* **Objective**: All lines in which the word "Iwasaki" occurs are to be extracted.

* **Recorded information**:

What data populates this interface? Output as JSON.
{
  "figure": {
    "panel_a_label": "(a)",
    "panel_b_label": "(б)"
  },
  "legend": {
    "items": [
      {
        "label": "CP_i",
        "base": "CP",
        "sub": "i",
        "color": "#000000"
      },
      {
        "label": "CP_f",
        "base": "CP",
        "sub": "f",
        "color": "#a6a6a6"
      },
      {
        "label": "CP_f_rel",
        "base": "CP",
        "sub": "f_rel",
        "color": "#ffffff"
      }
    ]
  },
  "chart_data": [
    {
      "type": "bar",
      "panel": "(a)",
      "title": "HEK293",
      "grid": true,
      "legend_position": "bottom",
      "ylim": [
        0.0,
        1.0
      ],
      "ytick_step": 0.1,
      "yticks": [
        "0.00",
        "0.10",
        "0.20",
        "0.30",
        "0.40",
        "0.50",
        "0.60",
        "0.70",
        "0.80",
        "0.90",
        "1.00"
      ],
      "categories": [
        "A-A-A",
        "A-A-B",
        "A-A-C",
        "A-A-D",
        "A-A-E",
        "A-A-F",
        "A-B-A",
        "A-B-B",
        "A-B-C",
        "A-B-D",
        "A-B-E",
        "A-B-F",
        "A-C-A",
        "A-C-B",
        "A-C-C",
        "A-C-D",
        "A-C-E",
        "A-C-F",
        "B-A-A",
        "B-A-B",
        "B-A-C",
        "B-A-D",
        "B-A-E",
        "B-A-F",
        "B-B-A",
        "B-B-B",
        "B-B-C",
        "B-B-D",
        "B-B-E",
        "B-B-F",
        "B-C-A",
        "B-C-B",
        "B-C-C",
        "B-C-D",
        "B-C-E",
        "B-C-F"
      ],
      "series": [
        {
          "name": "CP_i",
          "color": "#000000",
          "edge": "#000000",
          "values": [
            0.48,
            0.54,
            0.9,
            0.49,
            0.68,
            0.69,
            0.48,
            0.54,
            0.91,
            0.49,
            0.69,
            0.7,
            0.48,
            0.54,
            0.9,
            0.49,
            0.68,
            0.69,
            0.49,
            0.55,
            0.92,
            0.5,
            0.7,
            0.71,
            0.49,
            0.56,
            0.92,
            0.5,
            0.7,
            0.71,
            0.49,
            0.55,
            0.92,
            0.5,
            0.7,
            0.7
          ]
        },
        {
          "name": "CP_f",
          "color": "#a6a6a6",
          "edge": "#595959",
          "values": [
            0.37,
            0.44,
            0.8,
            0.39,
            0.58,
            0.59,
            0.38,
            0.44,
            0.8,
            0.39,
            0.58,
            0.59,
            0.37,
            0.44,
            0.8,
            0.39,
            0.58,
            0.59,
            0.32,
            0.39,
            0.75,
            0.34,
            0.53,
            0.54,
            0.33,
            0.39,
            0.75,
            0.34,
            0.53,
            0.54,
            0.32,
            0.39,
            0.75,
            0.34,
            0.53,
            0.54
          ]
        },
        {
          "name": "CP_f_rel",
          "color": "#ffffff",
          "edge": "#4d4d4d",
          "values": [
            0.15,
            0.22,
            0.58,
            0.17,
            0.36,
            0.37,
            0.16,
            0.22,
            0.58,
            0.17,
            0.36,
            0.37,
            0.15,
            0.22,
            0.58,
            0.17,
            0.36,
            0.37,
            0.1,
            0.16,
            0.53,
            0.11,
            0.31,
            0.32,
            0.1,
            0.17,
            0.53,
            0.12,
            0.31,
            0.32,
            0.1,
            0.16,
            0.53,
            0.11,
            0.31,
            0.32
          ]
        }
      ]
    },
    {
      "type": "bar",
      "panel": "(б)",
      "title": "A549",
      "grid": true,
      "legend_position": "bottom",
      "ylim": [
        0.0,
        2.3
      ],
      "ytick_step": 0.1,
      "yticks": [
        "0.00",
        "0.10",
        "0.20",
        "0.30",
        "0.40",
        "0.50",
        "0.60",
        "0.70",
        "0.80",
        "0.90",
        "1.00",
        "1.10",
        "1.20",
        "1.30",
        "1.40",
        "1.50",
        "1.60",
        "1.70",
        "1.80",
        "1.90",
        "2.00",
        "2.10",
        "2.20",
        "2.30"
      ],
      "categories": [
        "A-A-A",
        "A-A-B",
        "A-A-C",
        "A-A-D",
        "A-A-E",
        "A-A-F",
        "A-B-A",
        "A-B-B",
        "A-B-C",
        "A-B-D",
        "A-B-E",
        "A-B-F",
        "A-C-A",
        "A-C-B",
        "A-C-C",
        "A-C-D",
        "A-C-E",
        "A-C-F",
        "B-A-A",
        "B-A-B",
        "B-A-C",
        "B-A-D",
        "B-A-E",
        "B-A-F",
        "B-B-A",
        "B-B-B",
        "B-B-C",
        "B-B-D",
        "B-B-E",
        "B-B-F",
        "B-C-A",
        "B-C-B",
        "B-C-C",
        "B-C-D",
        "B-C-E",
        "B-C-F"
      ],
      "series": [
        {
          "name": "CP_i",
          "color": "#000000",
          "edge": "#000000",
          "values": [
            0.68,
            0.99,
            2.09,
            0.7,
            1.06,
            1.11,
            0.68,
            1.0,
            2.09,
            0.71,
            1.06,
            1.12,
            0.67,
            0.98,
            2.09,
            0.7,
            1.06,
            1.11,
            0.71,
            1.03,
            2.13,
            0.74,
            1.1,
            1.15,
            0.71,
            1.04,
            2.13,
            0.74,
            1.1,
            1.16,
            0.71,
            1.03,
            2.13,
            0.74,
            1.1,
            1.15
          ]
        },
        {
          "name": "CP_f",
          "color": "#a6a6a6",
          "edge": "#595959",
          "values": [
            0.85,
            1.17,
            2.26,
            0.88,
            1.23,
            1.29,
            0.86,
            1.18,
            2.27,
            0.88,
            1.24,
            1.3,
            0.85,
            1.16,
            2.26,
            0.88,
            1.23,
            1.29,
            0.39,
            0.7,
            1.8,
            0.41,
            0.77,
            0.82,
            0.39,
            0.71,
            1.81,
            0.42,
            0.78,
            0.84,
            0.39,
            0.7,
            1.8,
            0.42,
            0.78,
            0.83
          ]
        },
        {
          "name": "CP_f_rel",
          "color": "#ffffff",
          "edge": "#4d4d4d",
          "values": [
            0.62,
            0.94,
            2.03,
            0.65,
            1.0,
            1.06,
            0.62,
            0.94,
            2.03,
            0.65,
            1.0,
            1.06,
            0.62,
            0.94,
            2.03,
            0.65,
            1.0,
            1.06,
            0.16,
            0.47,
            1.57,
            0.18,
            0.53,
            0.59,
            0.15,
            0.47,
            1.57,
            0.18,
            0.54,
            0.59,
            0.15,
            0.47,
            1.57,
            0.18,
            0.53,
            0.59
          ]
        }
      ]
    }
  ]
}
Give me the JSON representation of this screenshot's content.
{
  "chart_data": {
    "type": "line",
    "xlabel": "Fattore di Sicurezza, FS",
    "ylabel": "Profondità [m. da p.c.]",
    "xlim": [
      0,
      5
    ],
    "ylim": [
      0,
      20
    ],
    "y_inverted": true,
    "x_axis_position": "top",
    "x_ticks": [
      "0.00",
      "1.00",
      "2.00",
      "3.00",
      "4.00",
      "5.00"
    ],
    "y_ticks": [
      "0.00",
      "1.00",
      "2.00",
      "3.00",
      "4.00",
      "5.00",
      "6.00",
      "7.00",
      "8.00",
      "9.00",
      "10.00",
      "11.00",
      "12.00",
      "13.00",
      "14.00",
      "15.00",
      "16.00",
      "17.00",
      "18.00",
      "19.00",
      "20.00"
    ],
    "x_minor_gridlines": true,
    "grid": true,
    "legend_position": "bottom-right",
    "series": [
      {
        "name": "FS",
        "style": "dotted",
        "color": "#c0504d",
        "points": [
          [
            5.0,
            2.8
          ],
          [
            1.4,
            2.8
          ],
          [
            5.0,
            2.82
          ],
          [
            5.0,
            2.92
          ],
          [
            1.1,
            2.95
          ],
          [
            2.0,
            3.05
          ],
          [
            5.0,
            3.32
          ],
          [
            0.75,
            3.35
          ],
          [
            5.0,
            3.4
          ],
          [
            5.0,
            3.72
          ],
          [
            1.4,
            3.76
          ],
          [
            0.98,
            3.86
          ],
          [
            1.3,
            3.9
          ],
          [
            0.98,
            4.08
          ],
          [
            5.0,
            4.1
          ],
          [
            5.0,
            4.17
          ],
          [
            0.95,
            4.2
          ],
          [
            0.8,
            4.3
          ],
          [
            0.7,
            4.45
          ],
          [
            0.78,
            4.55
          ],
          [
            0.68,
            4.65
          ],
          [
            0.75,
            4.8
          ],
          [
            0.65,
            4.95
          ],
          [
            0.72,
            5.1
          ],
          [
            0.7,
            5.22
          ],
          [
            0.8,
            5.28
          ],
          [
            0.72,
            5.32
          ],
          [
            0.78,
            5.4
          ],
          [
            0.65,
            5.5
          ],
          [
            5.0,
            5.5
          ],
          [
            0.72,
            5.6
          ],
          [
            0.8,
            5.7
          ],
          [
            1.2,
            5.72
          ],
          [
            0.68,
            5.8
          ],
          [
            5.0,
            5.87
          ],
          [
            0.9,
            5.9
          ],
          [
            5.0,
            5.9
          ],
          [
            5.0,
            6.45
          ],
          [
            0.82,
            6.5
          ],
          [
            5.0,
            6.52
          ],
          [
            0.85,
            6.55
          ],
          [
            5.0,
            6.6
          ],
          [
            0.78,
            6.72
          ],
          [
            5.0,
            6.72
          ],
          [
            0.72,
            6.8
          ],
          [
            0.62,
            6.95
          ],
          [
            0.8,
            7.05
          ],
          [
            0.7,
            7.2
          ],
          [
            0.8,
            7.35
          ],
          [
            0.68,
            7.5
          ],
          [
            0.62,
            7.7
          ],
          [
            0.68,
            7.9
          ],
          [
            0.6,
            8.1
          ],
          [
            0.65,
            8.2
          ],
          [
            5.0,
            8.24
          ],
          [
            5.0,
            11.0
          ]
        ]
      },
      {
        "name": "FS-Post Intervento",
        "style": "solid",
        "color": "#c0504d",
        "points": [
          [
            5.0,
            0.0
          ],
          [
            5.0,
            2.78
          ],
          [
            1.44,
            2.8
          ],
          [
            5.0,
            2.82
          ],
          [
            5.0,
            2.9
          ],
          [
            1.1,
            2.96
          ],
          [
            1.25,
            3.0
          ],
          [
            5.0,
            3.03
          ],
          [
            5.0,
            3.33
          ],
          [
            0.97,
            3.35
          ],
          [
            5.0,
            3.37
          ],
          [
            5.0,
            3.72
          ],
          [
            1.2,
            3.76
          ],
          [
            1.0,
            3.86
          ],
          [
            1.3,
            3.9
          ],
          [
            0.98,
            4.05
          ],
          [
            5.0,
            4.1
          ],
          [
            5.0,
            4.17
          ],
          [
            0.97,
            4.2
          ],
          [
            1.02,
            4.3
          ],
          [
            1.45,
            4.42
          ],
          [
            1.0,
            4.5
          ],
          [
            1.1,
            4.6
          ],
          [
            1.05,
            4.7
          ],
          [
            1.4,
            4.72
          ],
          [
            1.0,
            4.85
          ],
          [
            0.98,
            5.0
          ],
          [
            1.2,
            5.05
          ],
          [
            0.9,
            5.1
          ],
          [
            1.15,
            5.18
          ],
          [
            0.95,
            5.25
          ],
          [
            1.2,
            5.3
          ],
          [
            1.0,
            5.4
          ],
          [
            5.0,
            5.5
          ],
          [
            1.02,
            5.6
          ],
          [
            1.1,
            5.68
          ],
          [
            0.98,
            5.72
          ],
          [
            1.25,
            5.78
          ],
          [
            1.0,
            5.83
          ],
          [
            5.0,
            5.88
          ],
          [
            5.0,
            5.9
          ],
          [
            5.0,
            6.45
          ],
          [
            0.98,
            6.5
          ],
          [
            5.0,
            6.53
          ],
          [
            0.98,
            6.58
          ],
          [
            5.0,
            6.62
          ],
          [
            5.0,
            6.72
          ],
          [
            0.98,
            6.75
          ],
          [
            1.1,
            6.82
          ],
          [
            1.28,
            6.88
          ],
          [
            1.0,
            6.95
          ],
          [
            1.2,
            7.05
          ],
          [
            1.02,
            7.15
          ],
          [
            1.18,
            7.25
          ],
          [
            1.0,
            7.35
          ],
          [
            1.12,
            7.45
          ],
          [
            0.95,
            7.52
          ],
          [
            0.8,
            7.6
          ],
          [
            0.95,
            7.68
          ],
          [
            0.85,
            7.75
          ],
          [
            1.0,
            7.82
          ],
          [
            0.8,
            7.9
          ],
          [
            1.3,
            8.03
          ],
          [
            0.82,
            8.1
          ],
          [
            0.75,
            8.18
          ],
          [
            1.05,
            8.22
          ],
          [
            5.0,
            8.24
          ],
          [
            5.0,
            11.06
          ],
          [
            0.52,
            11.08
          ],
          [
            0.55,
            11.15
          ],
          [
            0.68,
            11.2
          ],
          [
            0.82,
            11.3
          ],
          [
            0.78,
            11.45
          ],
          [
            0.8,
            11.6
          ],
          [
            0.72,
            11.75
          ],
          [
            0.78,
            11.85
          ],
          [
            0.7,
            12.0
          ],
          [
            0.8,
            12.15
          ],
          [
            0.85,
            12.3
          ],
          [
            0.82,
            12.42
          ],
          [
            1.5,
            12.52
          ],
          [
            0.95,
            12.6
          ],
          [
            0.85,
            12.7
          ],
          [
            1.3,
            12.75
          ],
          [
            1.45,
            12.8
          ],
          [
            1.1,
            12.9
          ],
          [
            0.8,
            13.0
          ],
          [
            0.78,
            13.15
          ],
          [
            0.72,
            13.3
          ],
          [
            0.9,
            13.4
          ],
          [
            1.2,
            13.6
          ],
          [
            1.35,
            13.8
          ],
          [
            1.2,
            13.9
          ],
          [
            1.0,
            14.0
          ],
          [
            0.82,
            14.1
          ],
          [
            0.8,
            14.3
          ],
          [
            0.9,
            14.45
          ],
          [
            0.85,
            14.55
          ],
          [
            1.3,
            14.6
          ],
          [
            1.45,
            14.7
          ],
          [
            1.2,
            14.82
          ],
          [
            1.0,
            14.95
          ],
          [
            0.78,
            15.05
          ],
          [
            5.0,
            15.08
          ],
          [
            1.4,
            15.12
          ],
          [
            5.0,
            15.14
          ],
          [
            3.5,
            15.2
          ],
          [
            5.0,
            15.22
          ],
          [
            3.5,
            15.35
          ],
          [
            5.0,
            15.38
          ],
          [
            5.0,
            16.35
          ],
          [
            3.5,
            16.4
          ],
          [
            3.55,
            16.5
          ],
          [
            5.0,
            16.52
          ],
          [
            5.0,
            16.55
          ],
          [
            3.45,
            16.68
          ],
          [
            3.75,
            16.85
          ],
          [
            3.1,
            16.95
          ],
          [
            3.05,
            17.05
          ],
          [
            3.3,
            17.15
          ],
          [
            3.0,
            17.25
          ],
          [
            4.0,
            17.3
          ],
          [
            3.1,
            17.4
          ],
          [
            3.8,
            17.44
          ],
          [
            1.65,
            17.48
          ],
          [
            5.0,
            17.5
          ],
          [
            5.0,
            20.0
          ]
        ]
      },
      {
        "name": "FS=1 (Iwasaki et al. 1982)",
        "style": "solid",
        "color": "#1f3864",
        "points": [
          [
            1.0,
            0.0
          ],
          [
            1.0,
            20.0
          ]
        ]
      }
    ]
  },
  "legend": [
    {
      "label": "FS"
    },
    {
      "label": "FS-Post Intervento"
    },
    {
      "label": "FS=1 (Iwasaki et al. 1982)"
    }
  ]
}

* **Complete output**:
        "name": "FS=1 (Iwasaki et al. 1982)",
      "label": "FS=1 (Iwasaki et al. 1982)"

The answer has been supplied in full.